SHORT PROBLEM: Pick out each line of the records in which the word "期间在游戏中的获胜者也给予小奖品" appears.

<<<<

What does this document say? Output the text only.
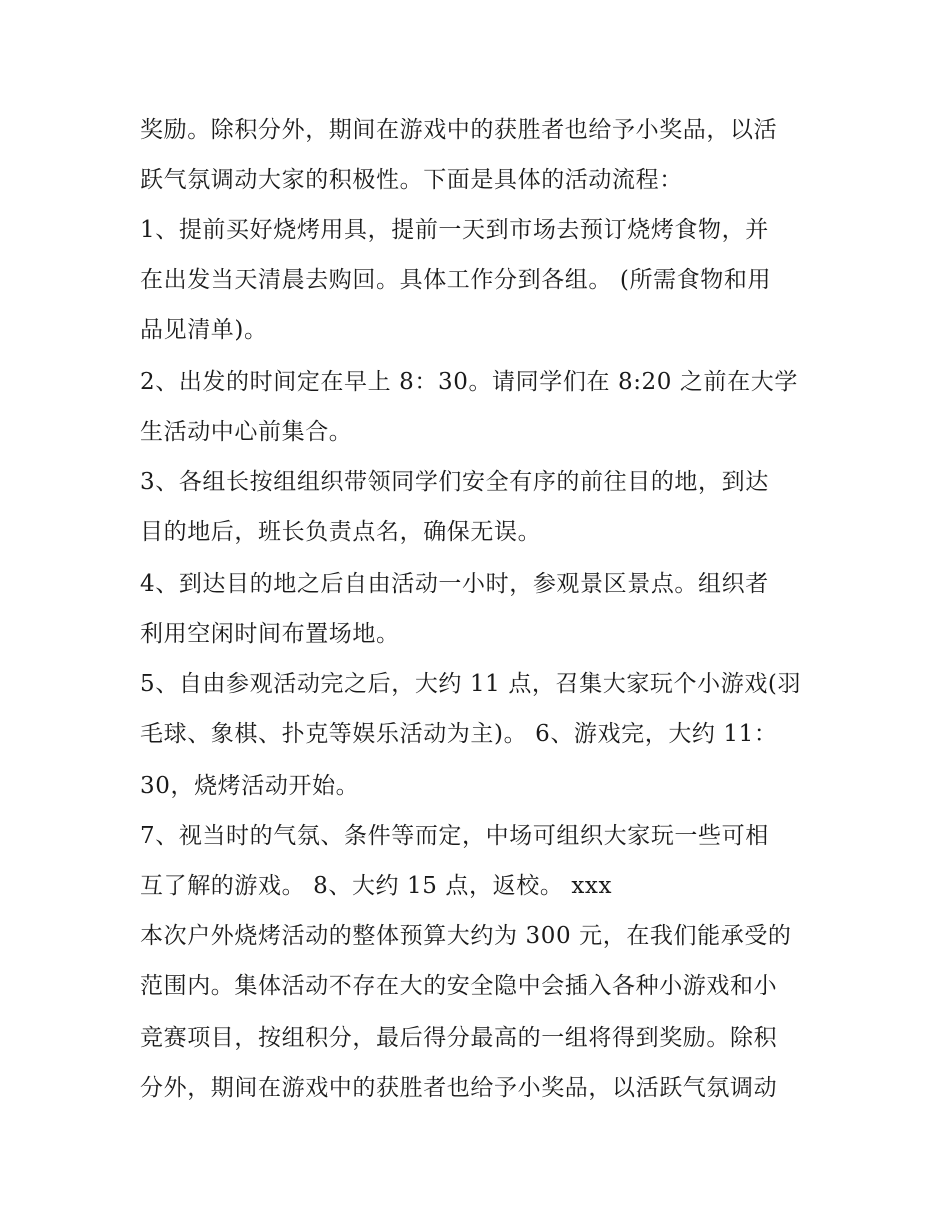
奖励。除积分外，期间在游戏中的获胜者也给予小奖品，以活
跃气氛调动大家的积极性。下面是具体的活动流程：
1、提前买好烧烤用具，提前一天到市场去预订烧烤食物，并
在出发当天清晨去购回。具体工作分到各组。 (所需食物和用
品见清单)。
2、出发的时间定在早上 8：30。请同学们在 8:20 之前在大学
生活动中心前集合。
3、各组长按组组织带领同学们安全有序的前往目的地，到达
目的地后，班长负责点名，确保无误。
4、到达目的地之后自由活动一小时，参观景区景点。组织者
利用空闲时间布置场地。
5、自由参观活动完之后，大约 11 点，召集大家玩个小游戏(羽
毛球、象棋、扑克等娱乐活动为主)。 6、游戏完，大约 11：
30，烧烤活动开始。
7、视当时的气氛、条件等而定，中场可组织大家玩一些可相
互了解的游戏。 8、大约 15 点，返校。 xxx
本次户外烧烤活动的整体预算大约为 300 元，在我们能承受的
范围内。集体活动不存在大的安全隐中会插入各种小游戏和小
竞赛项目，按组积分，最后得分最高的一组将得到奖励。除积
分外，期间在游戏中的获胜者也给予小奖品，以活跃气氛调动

>>>>
<<<<

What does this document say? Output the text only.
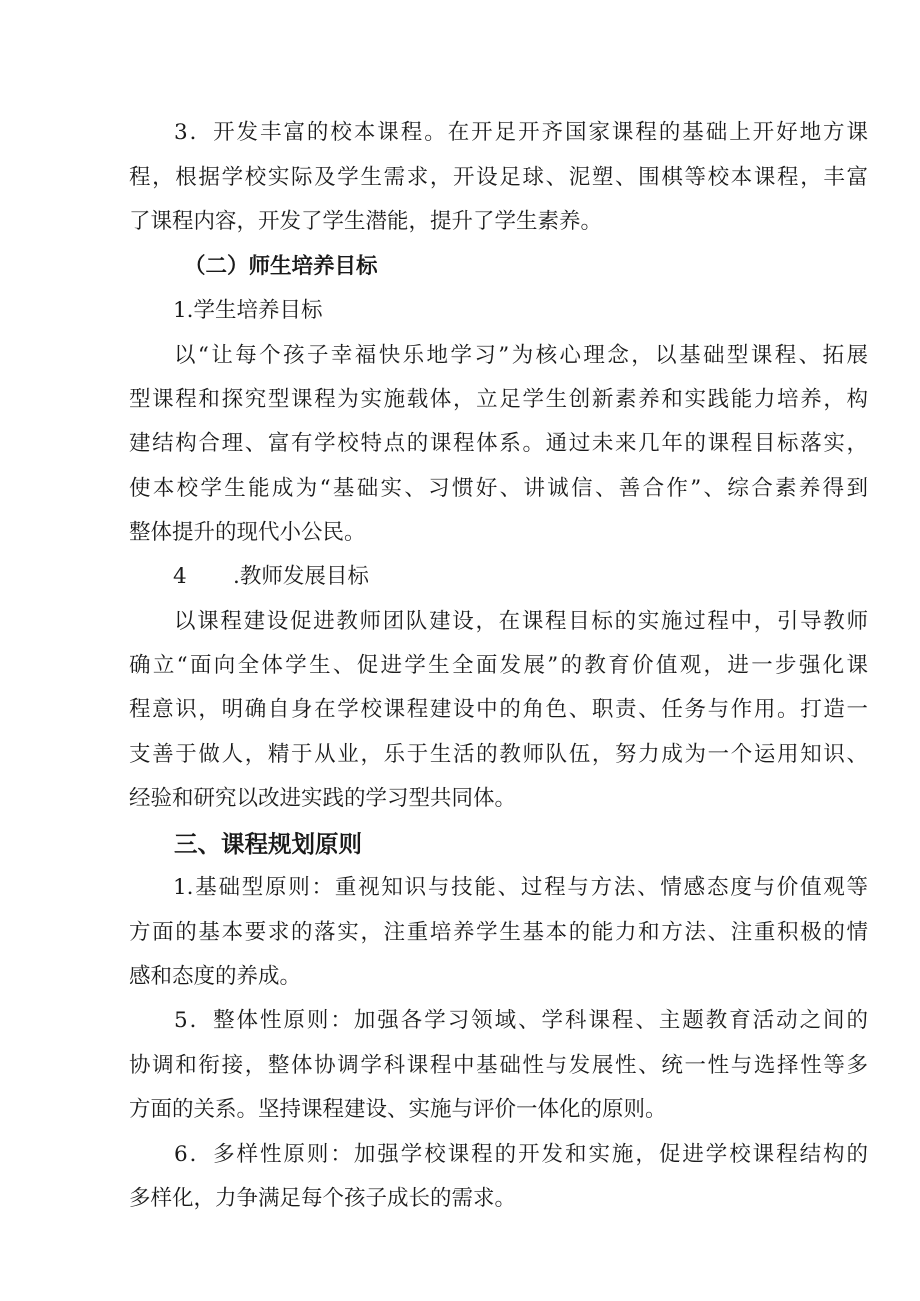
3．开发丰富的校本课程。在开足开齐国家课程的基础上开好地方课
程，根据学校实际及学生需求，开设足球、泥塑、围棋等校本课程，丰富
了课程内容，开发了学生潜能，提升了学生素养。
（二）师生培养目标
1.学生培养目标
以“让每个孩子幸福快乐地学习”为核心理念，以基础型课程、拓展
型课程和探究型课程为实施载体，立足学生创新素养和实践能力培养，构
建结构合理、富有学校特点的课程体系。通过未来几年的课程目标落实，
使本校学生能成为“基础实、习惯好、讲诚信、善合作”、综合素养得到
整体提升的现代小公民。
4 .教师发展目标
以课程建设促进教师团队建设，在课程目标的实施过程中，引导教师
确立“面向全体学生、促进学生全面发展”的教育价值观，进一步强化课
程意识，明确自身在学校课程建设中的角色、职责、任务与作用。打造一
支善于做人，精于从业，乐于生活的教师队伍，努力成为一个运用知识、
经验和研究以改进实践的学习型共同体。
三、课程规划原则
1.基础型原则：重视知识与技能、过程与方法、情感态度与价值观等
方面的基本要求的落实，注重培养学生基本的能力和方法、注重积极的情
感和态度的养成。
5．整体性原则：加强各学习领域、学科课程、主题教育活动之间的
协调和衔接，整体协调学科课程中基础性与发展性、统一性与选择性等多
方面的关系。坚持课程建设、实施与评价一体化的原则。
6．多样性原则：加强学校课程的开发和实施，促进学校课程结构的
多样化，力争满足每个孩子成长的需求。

>>>>

EXERCISE OUTPUT:
奖励。除积分外，期间在游戏中的获胜者也给予小奖品，以活
分外，期间在游戏中的获胜者也给予小奖品，以活跃气氛调动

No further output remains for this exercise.